== Exercise aim ==
Determine the number of lines holding the word "Flexibilidad"; answer with that number only.

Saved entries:
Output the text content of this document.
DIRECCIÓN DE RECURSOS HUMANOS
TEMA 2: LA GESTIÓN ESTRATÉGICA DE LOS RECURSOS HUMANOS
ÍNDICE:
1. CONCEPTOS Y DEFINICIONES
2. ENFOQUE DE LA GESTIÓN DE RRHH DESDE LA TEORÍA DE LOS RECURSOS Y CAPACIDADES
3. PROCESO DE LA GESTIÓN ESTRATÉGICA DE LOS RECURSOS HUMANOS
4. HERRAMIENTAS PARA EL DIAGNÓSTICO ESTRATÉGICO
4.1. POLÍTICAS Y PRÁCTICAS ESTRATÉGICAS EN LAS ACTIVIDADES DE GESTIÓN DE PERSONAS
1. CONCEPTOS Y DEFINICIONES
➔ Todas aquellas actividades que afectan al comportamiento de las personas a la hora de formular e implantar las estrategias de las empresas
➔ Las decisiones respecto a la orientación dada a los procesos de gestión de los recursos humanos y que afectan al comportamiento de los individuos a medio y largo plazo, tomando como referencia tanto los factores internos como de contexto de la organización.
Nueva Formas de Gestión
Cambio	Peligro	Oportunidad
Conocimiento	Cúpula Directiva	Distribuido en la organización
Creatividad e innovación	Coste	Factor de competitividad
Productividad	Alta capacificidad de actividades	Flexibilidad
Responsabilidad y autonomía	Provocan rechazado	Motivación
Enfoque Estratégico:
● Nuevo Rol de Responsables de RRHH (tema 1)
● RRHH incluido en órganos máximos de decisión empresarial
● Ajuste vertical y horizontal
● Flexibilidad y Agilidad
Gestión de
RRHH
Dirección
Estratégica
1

== Result ==
2